** START **
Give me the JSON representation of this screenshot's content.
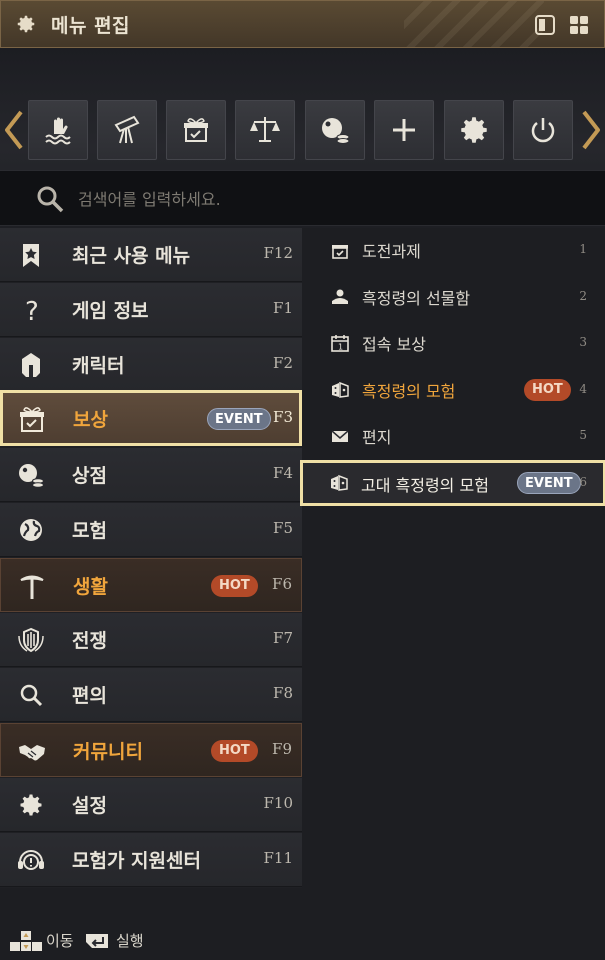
{
  "window": {
    "title": "메뉴 편집",
    "accent_color": "#f0a53c",
    "selected_border_color": "#f0e0a6"
  },
  "quick_bar": {
    "slots": [
      {
        "icon": "hand-over-water-icon"
      },
      {
        "icon": "scroll-telescope-icon"
      },
      {
        "icon": "gift-box-icon"
      },
      {
        "icon": "scales-icon"
      },
      {
        "icon": "shop-coins-icon"
      },
      {
        "icon": "plus-icon"
      },
      {
        "icon": "gear-icon"
      },
      {
        "icon": "power-icon"
      }
    ]
  },
  "search": {
    "placeholder": "검색어를 입력하세요.",
    "value": ""
  },
  "left_menu": {
    "items": [
      {
        "label": "최근 사용 메뉴",
        "key": "F12",
        "icon": "bookmark-star-icon"
      },
      {
        "label": "게임 정보",
        "key": "F1",
        "icon": "question-icon"
      },
      {
        "label": "캐릭터",
        "key": "F2",
        "icon": "helmet-icon"
      },
      {
        "label": "보상",
        "key": "F3",
        "icon": "gift-box-icon",
        "badge": "EVENT",
        "selected": true
      },
      {
        "label": "상점",
        "key": "F4",
        "icon": "shop-coins-icon"
      },
      {
        "label": "모험",
        "key": "F5",
        "icon": "globe-icon"
      },
      {
        "label": "생활",
        "key": "F6",
        "icon": "pickaxe-icon",
        "badge": "HOT"
      },
      {
        "label": "전쟁",
        "key": "F7",
        "icon": "shield-swords-icon"
      },
      {
        "label": "편의",
        "key": "F8",
        "icon": "magnifier-icon"
      },
      {
        "label": "커뮤니티",
        "key": "F9",
        "icon": "handshake-icon",
        "badge": "HOT"
      },
      {
        "label": "설정",
        "key": "F10",
        "icon": "gear-icon"
      },
      {
        "label": "모험가 지원센터",
        "key": "F11",
        "icon": "headset-icon"
      }
    ]
  },
  "sub_menu": {
    "items": [
      {
        "label": "도전과제",
        "num": "1",
        "icon": "gift-check-icon"
      },
      {
        "label": "흑정령의 선물함",
        "num": "2",
        "icon": "spirit-gift-icon"
      },
      {
        "label": "접속 보상",
        "num": "3",
        "icon": "calendar-icon"
      },
      {
        "label": "흑정령의 모험",
        "num": "4",
        "icon": "dice-icon",
        "badge": "HOT"
      },
      {
        "label": "편지",
        "num": "5",
        "icon": "envelope-icon"
      },
      {
        "label": "고대 흑정령의 모험",
        "num": "6",
        "icon": "dice-icon",
        "badge": "EVENT",
        "selected": true
      }
    ]
  },
  "footer": {
    "move_label": "이동",
    "exec_label": "실행"
  }
}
** END **
### Problem description
Would you set down the listing exactly, omitting pictures?

### Final answer
Give me the JSON representation of this screenshot's content.
{
  "window": {
    "title": "메뉴 편집",
    "accent_color": "#f0a53c",
    "selected_border_color": "#f0e0a6"
  },
  "quick_bar": {
    "slots": [
      {
        "icon": "hand-over-water-icon"
      },
      {
        "icon": "scroll-telescope-icon"
      },
      {
        "icon": "gift-box-icon"
      },
      {
        "icon": "scales-icon"
      },
      {
        "icon": "shop-coins-icon"
      },
      {
        "icon": "plus-icon"
      },
      {
        "icon": "gear-icon"
      },
      {
        "icon": "power-icon"
      }
    ]
  },
  "search": {
    "placeholder": "검색어를 입력하세요.",
    "value": ""
  },
  "left_menu": {
    "items": [
      {
        "label": "최근 사용 메뉴",
        "key": "F12",
        "icon": "bookmark-star-icon"
      },
      {
        "label": "게임 정보",
        "key": "F1",
        "icon": "question-icon"
      },
      {
        "label": "캐릭터",
        "key": "F2",
        "icon": "helmet-icon"
      },
      {
        "label": "보상",
        "key": "F3",
        "icon": "gift-box-icon",
        "badge": "EVENT",
        "selected": true
      },
      {
        "label": "상점",
        "key": "F4",
        "icon": "shop-coins-icon"
      },
      {
        "label": "모험",
        "key": "F5",
        "icon": "globe-icon"
      },
      {
        "label": "생활",
        "key": "F6",
        "icon": "pickaxe-icon",
        "badge": "HOT"
      },
      {
        "label": "전쟁",
        "key": "F7",
        "icon": "shield-swords-icon"
      },
      {
        "label": "편의",
        "key": "F8",
        "icon": "magnifier-icon"
      },
      {
        "label": "커뮤니티",
        "key": "F9",
        "icon": "handshake-icon",
        "badge": "HOT"
      },
      {
        "label": "설정",
        "key": "F10",
        "icon": "gear-icon"
      },
      {
        "label": "모험가 지원센터",
        "key": "F11",
        "icon": "headset-icon"
      }
    ]
  },
  "sub_menu": {
    "items": [
      {
        "label": "도전과제",
        "num": "1",
        "icon": "gift-check-icon"
      },
      {
        "label": "흑정령의 선물함",
        "num": "2",
        "icon": "spirit-gift-icon"
      },
      {
        "label": "접속 보상",
        "num": "3",
        "icon": "calendar-icon"
      },
      {
        "label": "흑정령의 모험",
        "num": "4",
        "icon": "dice-icon",
        "badge": "HOT"
      },
      {
        "label": "편지",
        "num": "5",
        "icon": "envelope-icon"
      },
      {
        "label": "고대 흑정령의 모험",
        "num": "6",
        "icon": "dice-icon",
        "badge": "EVENT",
        "selected": true
      }
    ]
  },
  "footer": {
    "move_label": "이동",
    "exec_label": "실행"
  }
}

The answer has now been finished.